§ Exercise: Quote all lines below exactly. Images stay out.

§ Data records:
• • •

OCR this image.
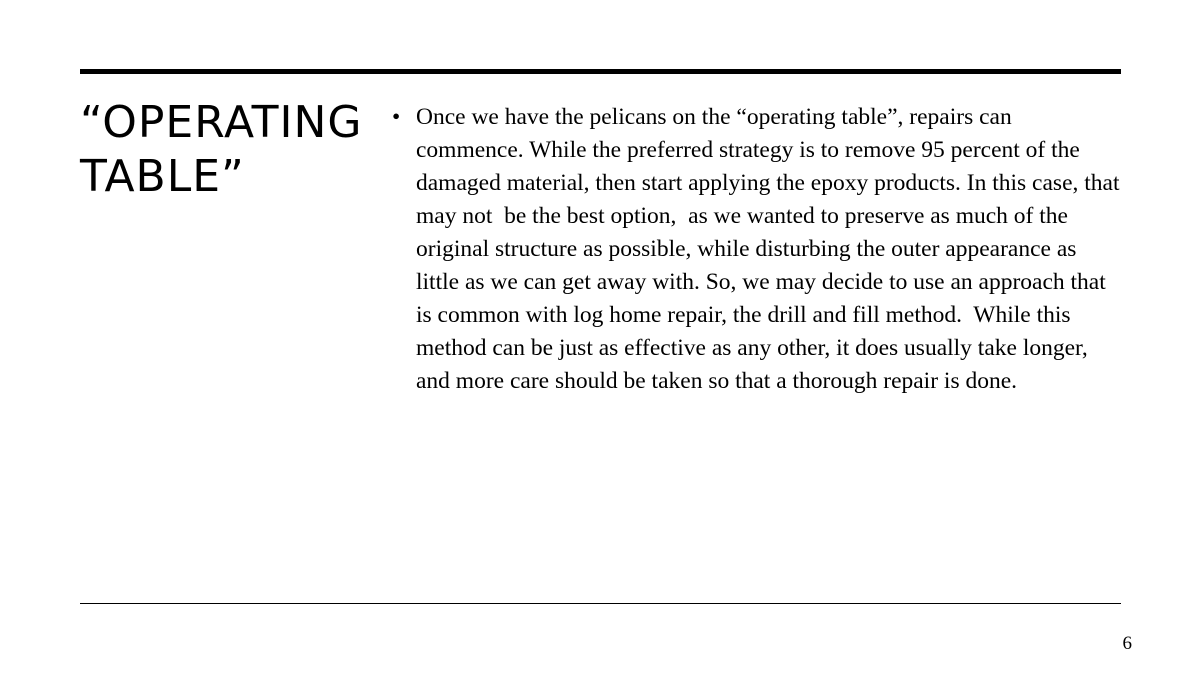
“OPERATING
TABLE”
• Once we have the pelicans on the “operating table”, repairs can commence. While the preferred strategy is to remove 95 percent of the damaged material, then start applying the epoxy products. In this case, that may not  be the best option,  as we wanted to preserve as much of the original structure as possible, while disturbing the outer appearance as little as we can get away with. So, we may decide to use an approach that is common with log home repair, the drill and fill method.  While this method can be just as effective as any other, it does usually take longer, and more care should be taken so that a thorough repair is done.
6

• • •

§ Output for this task:
OCR this image.
“OPERATING
TABLE”
• Once we have the pelicans on the “operating table”, repairs can commence. While the preferred strategy is to remove 95 percent of the damaged material, then start applying the epoxy products. In this case, that may not  be the best option,  as we wanted to preserve as much of the original structure as possible, while disturbing the outer appearance as little as we can get away with. So, we may decide to use an approach that is common with log home repair, the drill and fill method.  While this method can be just as effective as any other, it does usually take longer, and more care should be taken so that a thorough repair is done.
6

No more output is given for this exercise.